**FRAGMENTO:**
++++++++++++++++++++
Por: Conchi de Miguel
En el contexto del último Congreso Lo Mejor de la Gastronomía, una embajada de 16 cocineros llegados desde las Islas Baleares viajó con el cometido de promocionar la culinaria balear. Durante cuatro días, como profesionales, se acercaron a las últimas técnicas puestas en marcha por algunos de los mejores cocineros del mundo, y estuvieron en contacto con gourmets y medios de comunicación especializados nacionales e internacionales.
Pero, sin duda, el momento estelar de los isleños tuvo lugar el miércoles cuando ofrecieron una de las cenas oficiales del congreso en el Real Club de Tenis de la capital donostiarra. A primera hora de la noche, organización, cocineros y productores agroalimentarios mallorquines recibieron la felicitación del crítico Rafael García Santos, creador del prestigioso congreso, por el alto nivel de cocina expuesto. Era la primera vez en la historia de la gastronomía balear que un grupo tan amplio de profesionales se unía en un evento de esta relevancia por una causa común.
++++++++++++++++++++
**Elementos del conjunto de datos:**
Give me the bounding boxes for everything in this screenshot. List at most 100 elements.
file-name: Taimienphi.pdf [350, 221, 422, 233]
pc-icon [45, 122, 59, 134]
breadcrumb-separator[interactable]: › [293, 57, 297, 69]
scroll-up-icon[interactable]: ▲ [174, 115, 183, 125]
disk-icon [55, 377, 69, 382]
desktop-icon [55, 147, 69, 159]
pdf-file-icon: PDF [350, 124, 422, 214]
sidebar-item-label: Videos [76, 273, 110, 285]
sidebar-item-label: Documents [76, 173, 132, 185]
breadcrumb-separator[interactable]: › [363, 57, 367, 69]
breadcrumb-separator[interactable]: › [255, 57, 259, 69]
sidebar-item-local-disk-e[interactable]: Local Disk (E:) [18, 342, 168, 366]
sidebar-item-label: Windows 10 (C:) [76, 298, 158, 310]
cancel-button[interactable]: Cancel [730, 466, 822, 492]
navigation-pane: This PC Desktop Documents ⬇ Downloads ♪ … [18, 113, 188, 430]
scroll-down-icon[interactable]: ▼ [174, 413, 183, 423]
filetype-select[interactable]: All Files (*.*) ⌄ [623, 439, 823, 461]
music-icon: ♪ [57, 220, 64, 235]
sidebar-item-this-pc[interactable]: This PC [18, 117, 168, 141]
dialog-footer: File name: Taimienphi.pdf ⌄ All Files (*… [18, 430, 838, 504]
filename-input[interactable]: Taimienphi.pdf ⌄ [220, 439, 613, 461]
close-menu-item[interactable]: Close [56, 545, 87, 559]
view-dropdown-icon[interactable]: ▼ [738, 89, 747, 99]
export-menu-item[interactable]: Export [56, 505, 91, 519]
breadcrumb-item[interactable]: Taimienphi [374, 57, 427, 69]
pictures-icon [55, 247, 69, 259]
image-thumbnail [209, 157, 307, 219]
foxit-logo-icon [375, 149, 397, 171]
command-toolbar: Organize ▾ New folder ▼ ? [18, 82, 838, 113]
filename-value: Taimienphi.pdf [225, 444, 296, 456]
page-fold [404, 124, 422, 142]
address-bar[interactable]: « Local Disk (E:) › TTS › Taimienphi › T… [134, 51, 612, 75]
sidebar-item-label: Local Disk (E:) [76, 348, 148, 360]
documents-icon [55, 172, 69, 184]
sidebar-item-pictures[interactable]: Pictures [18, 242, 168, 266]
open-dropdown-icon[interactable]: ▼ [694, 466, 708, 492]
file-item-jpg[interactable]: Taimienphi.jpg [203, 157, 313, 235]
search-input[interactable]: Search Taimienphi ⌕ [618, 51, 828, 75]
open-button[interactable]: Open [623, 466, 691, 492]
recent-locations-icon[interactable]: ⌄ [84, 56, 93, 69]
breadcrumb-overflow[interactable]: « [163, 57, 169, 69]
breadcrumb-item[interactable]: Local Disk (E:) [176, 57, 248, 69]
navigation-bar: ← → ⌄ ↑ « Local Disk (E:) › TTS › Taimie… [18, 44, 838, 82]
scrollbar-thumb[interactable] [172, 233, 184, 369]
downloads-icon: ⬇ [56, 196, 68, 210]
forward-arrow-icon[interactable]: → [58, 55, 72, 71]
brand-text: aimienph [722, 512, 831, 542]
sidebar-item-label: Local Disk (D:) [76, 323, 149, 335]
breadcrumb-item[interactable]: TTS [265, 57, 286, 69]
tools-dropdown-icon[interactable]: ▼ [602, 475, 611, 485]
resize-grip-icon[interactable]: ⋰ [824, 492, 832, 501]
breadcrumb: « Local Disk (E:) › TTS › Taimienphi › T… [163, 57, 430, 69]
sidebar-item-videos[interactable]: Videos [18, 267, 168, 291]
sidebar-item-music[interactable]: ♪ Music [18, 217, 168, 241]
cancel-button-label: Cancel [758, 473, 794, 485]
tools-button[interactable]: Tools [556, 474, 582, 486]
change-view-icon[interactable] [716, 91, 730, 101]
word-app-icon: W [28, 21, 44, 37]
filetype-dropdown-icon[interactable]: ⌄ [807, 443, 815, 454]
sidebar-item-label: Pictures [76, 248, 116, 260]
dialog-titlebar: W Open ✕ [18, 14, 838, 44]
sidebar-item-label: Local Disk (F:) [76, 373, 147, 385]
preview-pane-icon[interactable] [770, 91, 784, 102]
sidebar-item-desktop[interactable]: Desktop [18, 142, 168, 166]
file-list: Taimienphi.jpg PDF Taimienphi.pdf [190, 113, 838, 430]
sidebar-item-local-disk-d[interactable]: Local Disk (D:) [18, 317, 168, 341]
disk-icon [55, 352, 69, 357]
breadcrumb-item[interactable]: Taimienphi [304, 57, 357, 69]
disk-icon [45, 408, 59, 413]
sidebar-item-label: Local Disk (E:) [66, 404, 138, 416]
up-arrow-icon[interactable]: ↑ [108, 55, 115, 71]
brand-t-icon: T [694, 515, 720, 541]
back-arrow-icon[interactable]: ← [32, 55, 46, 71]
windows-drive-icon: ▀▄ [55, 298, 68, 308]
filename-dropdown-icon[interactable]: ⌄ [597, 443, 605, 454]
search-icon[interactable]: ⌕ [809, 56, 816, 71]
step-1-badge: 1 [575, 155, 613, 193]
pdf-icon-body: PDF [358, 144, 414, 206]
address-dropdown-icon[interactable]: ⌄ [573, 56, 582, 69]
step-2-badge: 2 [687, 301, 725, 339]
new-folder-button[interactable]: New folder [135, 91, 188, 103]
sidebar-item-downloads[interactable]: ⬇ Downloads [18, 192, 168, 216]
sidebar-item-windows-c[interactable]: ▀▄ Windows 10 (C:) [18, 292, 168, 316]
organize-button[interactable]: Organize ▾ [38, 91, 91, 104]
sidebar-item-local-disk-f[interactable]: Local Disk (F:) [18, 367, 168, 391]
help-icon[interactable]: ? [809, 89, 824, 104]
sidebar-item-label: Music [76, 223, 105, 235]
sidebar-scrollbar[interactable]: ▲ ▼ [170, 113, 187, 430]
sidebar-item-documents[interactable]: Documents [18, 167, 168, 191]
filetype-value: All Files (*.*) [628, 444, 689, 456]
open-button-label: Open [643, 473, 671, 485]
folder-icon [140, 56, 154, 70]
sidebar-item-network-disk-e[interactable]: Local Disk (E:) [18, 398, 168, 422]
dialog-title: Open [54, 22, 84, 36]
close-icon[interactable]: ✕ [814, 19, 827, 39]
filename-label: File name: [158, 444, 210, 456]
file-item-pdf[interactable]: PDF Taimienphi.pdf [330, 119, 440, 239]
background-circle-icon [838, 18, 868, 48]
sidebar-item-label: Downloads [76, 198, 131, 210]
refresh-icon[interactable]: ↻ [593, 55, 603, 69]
++++++++++++++++++++
**CONSIGNAS:**
a) Transcribe del fragmento el pasaje que comienza en "Por: Conchi de" y continúa hasta "nacionales e internacionales.", ambos incluidos.
b) Según el fragmento, ¿en qué lugar ofrecieron los cocineros baleares una de las cenas oficiales del congreso?
c) Enumera quiénes recibieron la felicitación del crítico Rafael García Santos, según el fragmento.

**RESPUESTAS:**
a)
Por: Conchi de Miguel
En el contexto del último Congreso Lo Mejor de la Gastronomía, una embajada de 16 cocineros llegados desde las Islas Baleares viajó con el cometido de promocionar la culinaria balear. Durante cuatro días, como profesionales, se acercaron a las últimas técnicas puestas en marcha por algunos de los mejores cocineros del mundo, y estuvieron en contacto con gourmets y medios de comunicación especializados nacionales e internacionales.

b) En el Real Club de Tenis de la capital donostiarra.

c)
- La organización
- Los cocineros
- Los productores agroalimentarios mallorquines